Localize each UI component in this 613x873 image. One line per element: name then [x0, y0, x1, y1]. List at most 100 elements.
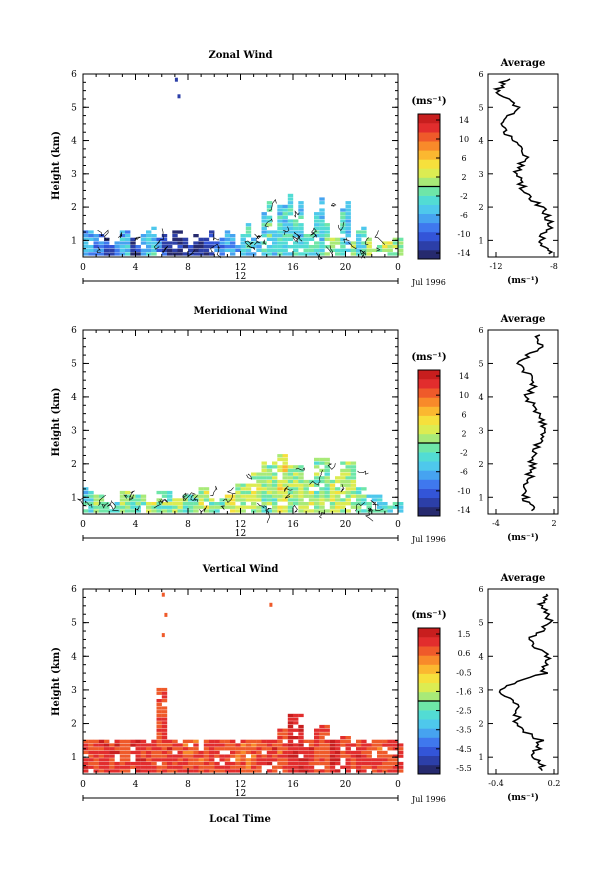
heatmap-cell	[261, 215, 267, 219]
heatmap-cell	[135, 248, 141, 252]
y-tick-label: 1	[71, 753, 77, 763]
heatmap-cell	[156, 710, 162, 714]
heatmap-cell	[256, 739, 262, 743]
heatmap-cell	[371, 743, 378, 747]
heatmap-cell	[188, 769, 194, 773]
heatmap-cell	[377, 747, 383, 751]
heatmap-cell	[319, 724, 325, 729]
heatmap-cell	[161, 728, 168, 732]
heatmap-cell	[83, 509, 89, 513]
heatmap-cell	[209, 750, 215, 755]
heatmap-cell	[245, 743, 252, 747]
heatmap-cell	[298, 237, 304, 241]
heatmap-cell	[261, 461, 267, 465]
heatmap-cell	[298, 747, 304, 751]
heatmap-cell	[224, 743, 231, 747]
heatmap-cell	[345, 483, 351, 487]
contour-line	[77, 497, 87, 507]
heatmap-cell	[251, 241, 257, 245]
heatmap-cell	[382, 248, 388, 252]
heatmap-cell	[371, 769, 378, 773]
heatmap-cell	[164, 612, 168, 617]
heatmap-cell	[167, 252, 173, 256]
heatmap-cell	[361, 234, 367, 238]
heatmap-cell	[282, 761, 288, 766]
heatmap-cell	[366, 502, 372, 506]
heatmap-cell	[203, 237, 210, 241]
contour-line	[159, 498, 168, 504]
heatmap-cell	[335, 502, 341, 506]
colorbar-swatch	[418, 159, 440, 169]
heatmap-cell	[340, 505, 346, 509]
heatmap-cell	[356, 237, 362, 241]
heatmap-cell	[371, 761, 378, 766]
heatmap-cell	[261, 761, 267, 766]
heatmap-cell	[167, 765, 173, 769]
colorbar-swatch	[418, 186, 440, 196]
colorbar-swatch	[418, 379, 440, 389]
heatmap-cell	[329, 747, 336, 751]
heatmap-cell	[209, 245, 215, 249]
heatmap-cell	[261, 747, 267, 751]
heatmap-cell	[287, 204, 294, 209]
heatmap-cell	[119, 252, 126, 256]
heatmap-cell	[167, 743, 173, 747]
heatmap-cell	[119, 234, 126, 238]
heatmap-cell	[209, 769, 215, 773]
heatmap-cell	[340, 237, 346, 241]
heatmap-cell	[93, 494, 99, 498]
x-tick-label: 20	[340, 263, 352, 273]
heatmap-cell	[392, 237, 399, 241]
heatmap-cell	[125, 494, 131, 498]
heatmap-cell	[335, 476, 341, 480]
heatmap-cell	[177, 750, 183, 755]
heatmap-cell	[109, 509, 115, 513]
contour-line	[101, 502, 109, 509]
heatmap-cell	[161, 754, 168, 758]
heatmap-cell	[161, 691, 168, 695]
heatmap-cell	[335, 252, 341, 256]
x-tick-label: 0	[80, 520, 86, 530]
heatmap-cell	[377, 754, 383, 758]
heatmap-cell	[230, 502, 236, 506]
heatmap-cell	[104, 750, 110, 755]
heatmap-cell	[140, 747, 147, 751]
heatmap-cell	[377, 761, 383, 766]
heatmap-cell	[172, 509, 178, 513]
heatmap-cell	[98, 743, 105, 747]
colorbar-swatch	[418, 222, 440, 233]
heatmap-cell	[266, 743, 273, 747]
heatmap-cell	[230, 761, 236, 766]
heatmap-cell	[245, 505, 252, 509]
heatmap-cell	[277, 468, 283, 473]
contour-line	[292, 234, 301, 242]
heatmap-cell	[272, 252, 278, 256]
heatmap-cell	[256, 754, 262, 758]
heatmap-cell	[182, 750, 189, 755]
heatmap-cell	[167, 490, 173, 495]
x-tick-label: 0	[80, 263, 86, 273]
heatmap-cell	[104, 509, 110, 513]
y-tick-label: 4	[71, 137, 77, 147]
heatmap-cell	[93, 241, 99, 245]
heatmap-cell	[161, 736, 168, 740]
heatmap-cell	[151, 237, 157, 241]
heatmap-cell	[277, 237, 283, 241]
contour-line	[129, 494, 134, 501]
heatmap-cell	[156, 747, 162, 751]
heatmap-cell	[277, 765, 283, 769]
heatmap-cell	[277, 728, 283, 732]
heatmap-cell	[324, 761, 330, 766]
heatmap-cell	[177, 769, 183, 773]
average-frame	[487, 588, 559, 775]
contour-lines	[77, 463, 384, 524]
heatmap-cell	[366, 747, 372, 751]
heatmap-cell	[356, 743, 362, 747]
contour-line	[295, 467, 305, 471]
heatmap-cell	[135, 754, 141, 758]
heatmap-cell	[224, 761, 231, 766]
heatmap-cell	[329, 237, 336, 241]
heatmap-cell	[261, 490, 267, 495]
heatmap-cell	[272, 490, 278, 495]
heatmap-cell	[277, 212, 283, 216]
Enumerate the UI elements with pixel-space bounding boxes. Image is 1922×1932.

### SHORT TASK
Copy every row above word for word, leaving out the pictures.

### REPLY
Localize each UI component in this 613x873 image. One line per element: name then [x0, y0, x1, y1]. List at most 100 elements.
heatmap-cell	[261, 215, 267, 219]
heatmap-cell	[135, 248, 141, 252]
y-tick-label: 1	[71, 753, 77, 763]
heatmap-cell	[156, 710, 162, 714]
heatmap-cell	[256, 739, 262, 743]
heatmap-cell	[371, 743, 378, 747]
heatmap-cell	[188, 769, 194, 773]
heatmap-cell	[377, 747, 383, 751]
heatmap-cell	[319, 724, 325, 729]
heatmap-cell	[161, 728, 168, 732]
heatmap-cell	[83, 509, 89, 513]
heatmap-cell	[209, 750, 215, 755]
heatmap-cell	[245, 743, 252, 747]
heatmap-cell	[298, 237, 304, 241]
heatmap-cell	[261, 461, 267, 465]
heatmap-cell	[298, 747, 304, 751]
heatmap-cell	[224, 743, 231, 747]
heatmap-cell	[345, 483, 351, 487]
contour-line	[77, 497, 87, 507]
heatmap-cell	[251, 241, 257, 245]
heatmap-cell	[382, 248, 388, 252]
heatmap-cell	[371, 769, 378, 773]
heatmap-cell	[164, 612, 168, 617]
heatmap-cell	[167, 252, 173, 256]
heatmap-cell	[361, 234, 367, 238]
heatmap-cell	[282, 761, 288, 766]
heatmap-cell	[366, 502, 372, 506]
heatmap-cell	[203, 237, 210, 241]
contour-line	[159, 498, 168, 504]
heatmap-cell	[335, 502, 341, 506]
colorbar-swatch	[418, 159, 440, 169]
heatmap-cell	[340, 505, 346, 509]
heatmap-cell	[356, 237, 362, 241]
heatmap-cell	[371, 761, 378, 766]
heatmap-cell	[261, 761, 267, 766]
heatmap-cell	[167, 765, 173, 769]
colorbar-swatch	[418, 186, 440, 196]
colorbar-swatch	[418, 379, 440, 389]
heatmap-cell	[329, 747, 336, 751]
heatmap-cell	[209, 245, 215, 249]
heatmap-cell	[261, 747, 267, 751]
heatmap-cell	[287, 204, 294, 209]
heatmap-cell	[119, 252, 126, 256]
heatmap-cell	[167, 743, 173, 747]
heatmap-cell	[119, 234, 126, 238]
heatmap-cell	[209, 769, 215, 773]
heatmap-cell	[340, 237, 346, 241]
heatmap-cell	[93, 494, 99, 498]
x-tick-label: 20	[340, 263, 352, 273]
heatmap-cell	[392, 237, 399, 241]
heatmap-cell	[125, 494, 131, 498]
heatmap-cell	[335, 476, 341, 480]
heatmap-cell	[177, 750, 183, 755]
heatmap-cell	[109, 509, 115, 513]
contour-line	[101, 502, 109, 509]
heatmap-cell	[161, 754, 168, 758]
heatmap-cell	[161, 691, 168, 695]
heatmap-cell	[335, 252, 341, 256]
x-tick-label: 0	[80, 520, 86, 530]
heatmap-cell	[377, 754, 383, 758]
heatmap-cell	[230, 502, 236, 506]
heatmap-cell	[104, 750, 110, 755]
heatmap-cell	[140, 747, 147, 751]
heatmap-cell	[377, 761, 383, 766]
heatmap-cell	[172, 509, 178, 513]
heatmap-cell	[98, 743, 105, 747]
colorbar-swatch	[418, 222, 440, 233]
heatmap-cell	[266, 743, 273, 747]
heatmap-cell	[230, 761, 236, 766]
heatmap-cell	[245, 505, 252, 509]
heatmap-cell	[277, 468, 283, 473]
contour-line	[292, 234, 301, 242]
heatmap-cell	[272, 252, 278, 256]
heatmap-cell	[256, 754, 262, 758]
heatmap-cell	[182, 750, 189, 755]
heatmap-cell	[167, 490, 173, 495]
x-tick-label: 0	[80, 263, 86, 273]
heatmap-cell	[104, 509, 110, 513]
y-tick-label: 4	[71, 137, 77, 147]
heatmap-cell	[93, 241, 99, 245]
heatmap-cell	[161, 736, 168, 740]
heatmap-cell	[151, 237, 157, 241]
heatmap-cell	[277, 237, 283, 241]
contour-line	[129, 494, 134, 501]
heatmap-cell	[156, 747, 162, 751]
heatmap-cell	[277, 765, 283, 769]
heatmap-cell	[277, 728, 283, 732]
heatmap-cell	[324, 761, 330, 766]
heatmap-cell	[177, 769, 183, 773]
average-frame	[487, 588, 559, 775]
contour-lines	[77, 463, 384, 524]
heatmap-cell	[366, 747, 372, 751]
heatmap-cell	[356, 743, 362, 747]
contour-line	[295, 467, 305, 471]
heatmap-cell	[135, 754, 141, 758]
heatmap-cell	[224, 761, 231, 766]
heatmap-cell	[329, 237, 336, 241]
heatmap-cell	[261, 490, 267, 495]
heatmap-cell	[272, 490, 278, 495]
heatmap-cell	[277, 212, 283, 216]
Enumerate the UI elements with pixel-space bounding boxes. Image is 1922×1932.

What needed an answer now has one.